### Excerpt provided
◆ ◆ ◆ ◆

If that doesn't fit your situation, come back and tell us.
Just as a comparison, I also did my daughter's taxes. She has $0 direct contributions on Line 2, $3,6500 on line 8 (she's single), and the $2,000 contributed through her employer on 11.
Line 12 calculates the $1,650 under the maximum accurately, and then correctly calculated the smaller of 1,650 and 0 to be 0 for line 12.
So hers seems to do the math correctly.
Is it possible that you had a carryover excess HSA contribution from 2021? And is it possible that line 2 was blank and not 0 (zero)?
If so, TurboTax is applying your excess HSA contribution carryover (well, $100 of it, anyway) to your 2021 tax return. The issue that is confusing is that form 8889 doesn't have a good way to show this. So TurboTax treats the carryover as a direct contribution in line 2 but doesn't print it in line 2 (because you didn't contribute it in 2022, so that would generate even more questions).
The result is that the imaginary number in line 2 is larger than $100 in your case, so for line 13, the choice is correct - but it just doesn't show you why line 12 is smaller than line 2.
If that doesn't fit your situation, come back and tell us.
I did have an excess last year (employer screwed up the other way), so that would explain it. But the printed line is definitely 0, not blank.
Is there some other form from which this number originates? It seems odd for the instructions to explicitly provide a calculation and then to ignore it. There is a "You may be able to deduct excess contributions for previous years that are still in your HSA." note in the 8889 instructions, but no indications on what this means/how to do so.

◆ ◆ ◆ ◆

### Study material
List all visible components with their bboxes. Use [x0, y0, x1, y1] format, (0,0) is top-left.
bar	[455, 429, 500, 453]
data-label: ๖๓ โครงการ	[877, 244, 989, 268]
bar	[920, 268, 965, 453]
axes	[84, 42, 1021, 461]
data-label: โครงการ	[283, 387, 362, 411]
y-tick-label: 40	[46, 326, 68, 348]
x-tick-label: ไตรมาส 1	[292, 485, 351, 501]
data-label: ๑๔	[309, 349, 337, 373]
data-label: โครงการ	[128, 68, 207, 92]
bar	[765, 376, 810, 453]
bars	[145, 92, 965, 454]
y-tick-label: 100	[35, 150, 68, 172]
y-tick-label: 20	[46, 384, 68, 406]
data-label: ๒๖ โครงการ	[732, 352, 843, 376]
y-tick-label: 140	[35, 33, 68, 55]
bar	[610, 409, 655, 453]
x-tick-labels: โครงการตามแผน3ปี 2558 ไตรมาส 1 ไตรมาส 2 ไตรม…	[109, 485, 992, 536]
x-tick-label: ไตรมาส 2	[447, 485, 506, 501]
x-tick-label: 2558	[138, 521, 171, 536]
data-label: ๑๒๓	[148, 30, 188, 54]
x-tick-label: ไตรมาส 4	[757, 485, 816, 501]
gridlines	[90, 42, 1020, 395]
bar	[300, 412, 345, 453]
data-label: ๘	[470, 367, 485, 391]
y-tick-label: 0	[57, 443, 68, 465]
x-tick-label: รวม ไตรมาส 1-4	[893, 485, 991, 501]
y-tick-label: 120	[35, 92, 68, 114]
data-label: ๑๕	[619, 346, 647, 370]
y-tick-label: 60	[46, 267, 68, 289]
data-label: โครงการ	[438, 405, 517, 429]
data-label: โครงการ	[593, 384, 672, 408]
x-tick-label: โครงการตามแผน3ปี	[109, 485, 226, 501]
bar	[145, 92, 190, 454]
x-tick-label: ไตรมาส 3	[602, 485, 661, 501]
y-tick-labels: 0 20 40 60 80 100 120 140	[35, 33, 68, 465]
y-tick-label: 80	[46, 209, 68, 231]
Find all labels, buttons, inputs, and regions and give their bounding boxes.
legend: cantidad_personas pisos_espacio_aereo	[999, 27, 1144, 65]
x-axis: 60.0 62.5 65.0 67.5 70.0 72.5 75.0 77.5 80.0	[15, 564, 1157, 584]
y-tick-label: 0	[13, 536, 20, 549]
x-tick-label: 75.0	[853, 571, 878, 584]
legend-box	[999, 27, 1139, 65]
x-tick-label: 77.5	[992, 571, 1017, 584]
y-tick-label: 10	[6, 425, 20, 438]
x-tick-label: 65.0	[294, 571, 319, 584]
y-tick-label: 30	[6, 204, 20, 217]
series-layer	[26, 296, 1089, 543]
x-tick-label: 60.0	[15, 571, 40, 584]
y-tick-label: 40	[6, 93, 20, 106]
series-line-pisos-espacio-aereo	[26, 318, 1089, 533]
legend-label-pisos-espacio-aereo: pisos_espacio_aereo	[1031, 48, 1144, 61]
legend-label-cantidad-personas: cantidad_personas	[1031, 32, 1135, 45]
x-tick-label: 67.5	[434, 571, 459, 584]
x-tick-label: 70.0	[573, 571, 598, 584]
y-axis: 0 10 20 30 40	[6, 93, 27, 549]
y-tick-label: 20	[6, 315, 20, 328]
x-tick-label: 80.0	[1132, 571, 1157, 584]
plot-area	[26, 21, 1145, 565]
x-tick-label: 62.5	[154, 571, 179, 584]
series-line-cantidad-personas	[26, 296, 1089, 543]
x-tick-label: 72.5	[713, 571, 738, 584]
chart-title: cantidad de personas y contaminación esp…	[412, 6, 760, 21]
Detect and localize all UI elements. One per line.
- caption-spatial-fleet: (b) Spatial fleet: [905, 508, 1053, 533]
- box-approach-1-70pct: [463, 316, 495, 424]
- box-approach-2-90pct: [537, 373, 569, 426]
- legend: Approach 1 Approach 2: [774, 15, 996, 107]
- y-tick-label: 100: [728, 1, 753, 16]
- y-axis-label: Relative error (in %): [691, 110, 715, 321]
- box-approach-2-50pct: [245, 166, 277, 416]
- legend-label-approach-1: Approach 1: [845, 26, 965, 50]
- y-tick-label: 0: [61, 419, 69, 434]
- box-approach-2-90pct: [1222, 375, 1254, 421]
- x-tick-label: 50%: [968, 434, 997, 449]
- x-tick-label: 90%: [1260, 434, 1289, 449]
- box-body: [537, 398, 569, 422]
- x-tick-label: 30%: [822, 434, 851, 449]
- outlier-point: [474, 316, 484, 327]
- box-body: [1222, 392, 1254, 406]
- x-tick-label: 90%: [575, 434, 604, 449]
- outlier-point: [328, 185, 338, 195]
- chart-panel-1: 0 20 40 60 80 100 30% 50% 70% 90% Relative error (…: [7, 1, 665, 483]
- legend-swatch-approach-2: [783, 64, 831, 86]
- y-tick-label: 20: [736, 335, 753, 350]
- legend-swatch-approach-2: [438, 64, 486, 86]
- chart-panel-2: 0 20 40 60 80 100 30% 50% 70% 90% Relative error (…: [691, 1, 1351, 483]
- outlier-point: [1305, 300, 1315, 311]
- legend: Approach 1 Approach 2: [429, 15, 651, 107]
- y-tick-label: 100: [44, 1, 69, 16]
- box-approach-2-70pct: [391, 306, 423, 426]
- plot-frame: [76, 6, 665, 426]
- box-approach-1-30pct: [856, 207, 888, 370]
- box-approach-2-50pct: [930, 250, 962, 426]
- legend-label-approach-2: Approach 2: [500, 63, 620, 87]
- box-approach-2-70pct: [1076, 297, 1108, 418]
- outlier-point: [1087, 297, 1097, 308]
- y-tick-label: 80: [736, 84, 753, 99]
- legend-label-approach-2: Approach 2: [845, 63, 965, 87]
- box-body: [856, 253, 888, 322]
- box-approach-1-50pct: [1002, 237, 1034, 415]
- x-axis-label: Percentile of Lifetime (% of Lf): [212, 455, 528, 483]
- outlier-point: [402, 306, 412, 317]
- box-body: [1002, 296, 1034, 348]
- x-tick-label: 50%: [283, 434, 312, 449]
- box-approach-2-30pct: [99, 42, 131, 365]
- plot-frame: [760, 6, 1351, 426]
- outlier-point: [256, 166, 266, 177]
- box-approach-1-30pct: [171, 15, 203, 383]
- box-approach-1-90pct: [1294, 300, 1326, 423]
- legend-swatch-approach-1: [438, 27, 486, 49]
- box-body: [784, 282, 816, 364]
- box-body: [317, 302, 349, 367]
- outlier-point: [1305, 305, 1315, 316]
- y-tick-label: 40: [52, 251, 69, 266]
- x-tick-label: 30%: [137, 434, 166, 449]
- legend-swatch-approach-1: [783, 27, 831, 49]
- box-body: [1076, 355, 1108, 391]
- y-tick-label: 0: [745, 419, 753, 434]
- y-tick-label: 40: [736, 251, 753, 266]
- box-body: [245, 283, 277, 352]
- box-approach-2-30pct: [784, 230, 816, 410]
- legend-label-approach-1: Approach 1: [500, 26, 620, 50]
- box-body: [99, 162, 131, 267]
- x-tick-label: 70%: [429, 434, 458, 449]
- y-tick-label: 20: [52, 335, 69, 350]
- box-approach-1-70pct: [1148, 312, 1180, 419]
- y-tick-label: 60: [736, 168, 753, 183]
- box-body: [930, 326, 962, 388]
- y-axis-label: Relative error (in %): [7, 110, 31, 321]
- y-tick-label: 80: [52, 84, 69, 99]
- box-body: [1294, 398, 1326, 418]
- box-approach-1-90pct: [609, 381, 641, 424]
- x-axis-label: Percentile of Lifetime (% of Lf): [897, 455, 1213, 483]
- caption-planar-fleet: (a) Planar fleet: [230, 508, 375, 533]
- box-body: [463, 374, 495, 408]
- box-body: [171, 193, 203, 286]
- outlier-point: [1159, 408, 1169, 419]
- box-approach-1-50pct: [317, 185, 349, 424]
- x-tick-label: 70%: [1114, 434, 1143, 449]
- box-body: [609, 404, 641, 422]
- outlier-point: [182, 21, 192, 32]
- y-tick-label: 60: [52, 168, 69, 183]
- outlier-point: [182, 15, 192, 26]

◆ ◆ ◆ ◆

In the excerpt above about HSA contributions on Form 8889, why does TurboTax not print the excess contribution carryover on line 2, even though it treats the carryover as a direct contribution there? Please answer in one to three sentences.

According to the excerpt, Form 8889 has no good way to show the carryover, so TurboTax counts it as a line 2 direct contribution without printing it. The carryover was not contributed in 2022, and printing it would generate even more questions.